Job |
Only a number is required: how many lines of the material contain the word "zbekiston"?

[Dataset records]

⟨

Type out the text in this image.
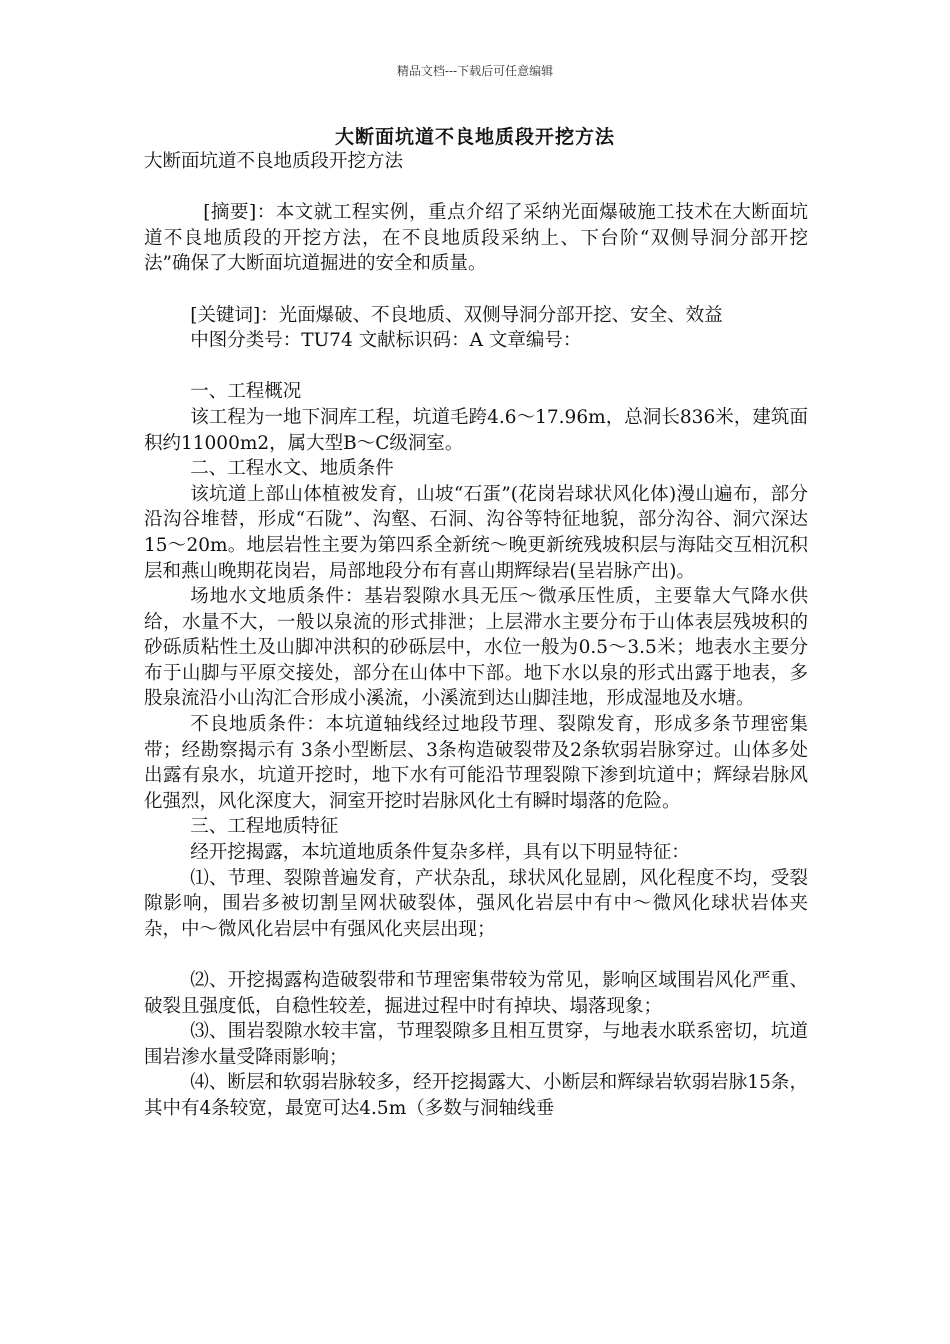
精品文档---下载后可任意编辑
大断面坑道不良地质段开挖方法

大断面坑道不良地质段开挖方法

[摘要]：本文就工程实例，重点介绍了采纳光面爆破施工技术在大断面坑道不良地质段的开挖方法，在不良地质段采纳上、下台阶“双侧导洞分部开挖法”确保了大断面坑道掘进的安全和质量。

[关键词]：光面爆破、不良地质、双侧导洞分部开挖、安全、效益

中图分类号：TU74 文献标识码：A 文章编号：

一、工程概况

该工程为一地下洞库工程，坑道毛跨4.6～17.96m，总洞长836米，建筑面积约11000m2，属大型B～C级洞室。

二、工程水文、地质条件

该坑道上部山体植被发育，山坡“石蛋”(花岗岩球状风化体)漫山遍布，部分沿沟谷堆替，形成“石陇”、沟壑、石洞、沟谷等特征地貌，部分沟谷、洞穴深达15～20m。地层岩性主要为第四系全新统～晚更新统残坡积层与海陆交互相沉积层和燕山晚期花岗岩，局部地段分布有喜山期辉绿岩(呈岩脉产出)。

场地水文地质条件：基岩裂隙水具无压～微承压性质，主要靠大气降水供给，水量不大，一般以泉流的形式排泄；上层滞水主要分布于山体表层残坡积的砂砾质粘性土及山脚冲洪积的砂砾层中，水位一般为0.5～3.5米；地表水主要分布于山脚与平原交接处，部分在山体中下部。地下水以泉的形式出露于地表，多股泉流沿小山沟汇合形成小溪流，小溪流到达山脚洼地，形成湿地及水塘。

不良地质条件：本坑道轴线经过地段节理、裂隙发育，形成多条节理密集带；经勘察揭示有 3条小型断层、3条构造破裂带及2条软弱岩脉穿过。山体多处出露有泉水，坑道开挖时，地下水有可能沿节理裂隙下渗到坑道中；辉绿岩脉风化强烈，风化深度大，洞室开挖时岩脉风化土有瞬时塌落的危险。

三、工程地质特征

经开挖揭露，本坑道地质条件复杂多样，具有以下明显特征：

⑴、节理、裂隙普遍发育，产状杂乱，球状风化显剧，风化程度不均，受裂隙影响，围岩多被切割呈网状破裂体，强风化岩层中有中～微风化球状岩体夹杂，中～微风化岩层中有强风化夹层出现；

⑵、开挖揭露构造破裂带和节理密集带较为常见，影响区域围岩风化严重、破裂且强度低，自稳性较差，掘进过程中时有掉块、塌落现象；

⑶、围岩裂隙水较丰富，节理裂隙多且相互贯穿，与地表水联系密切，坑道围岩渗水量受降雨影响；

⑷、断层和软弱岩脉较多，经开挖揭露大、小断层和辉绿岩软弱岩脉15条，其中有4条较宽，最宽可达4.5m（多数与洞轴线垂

⟩
⟨

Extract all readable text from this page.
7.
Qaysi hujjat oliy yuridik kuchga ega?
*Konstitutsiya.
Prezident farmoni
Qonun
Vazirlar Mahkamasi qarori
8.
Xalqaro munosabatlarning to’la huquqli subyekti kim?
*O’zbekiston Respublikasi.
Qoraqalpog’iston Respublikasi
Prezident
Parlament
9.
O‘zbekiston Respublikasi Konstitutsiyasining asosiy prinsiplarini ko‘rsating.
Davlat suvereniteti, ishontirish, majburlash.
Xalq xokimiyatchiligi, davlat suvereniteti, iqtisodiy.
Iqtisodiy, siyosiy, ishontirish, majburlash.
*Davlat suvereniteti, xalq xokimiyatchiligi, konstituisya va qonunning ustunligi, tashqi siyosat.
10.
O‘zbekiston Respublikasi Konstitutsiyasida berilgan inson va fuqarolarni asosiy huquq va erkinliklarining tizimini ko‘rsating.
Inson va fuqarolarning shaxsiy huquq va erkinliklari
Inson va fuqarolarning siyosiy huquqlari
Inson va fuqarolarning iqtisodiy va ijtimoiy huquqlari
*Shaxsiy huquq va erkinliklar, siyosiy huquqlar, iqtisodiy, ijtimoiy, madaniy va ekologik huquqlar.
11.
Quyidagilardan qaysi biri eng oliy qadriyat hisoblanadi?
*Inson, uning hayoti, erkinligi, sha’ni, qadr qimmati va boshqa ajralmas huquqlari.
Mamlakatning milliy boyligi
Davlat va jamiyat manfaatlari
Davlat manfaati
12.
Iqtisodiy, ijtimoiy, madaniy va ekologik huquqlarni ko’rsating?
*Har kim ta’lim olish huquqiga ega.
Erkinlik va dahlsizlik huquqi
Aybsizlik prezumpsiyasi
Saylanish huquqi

⟩

Expected answer |
3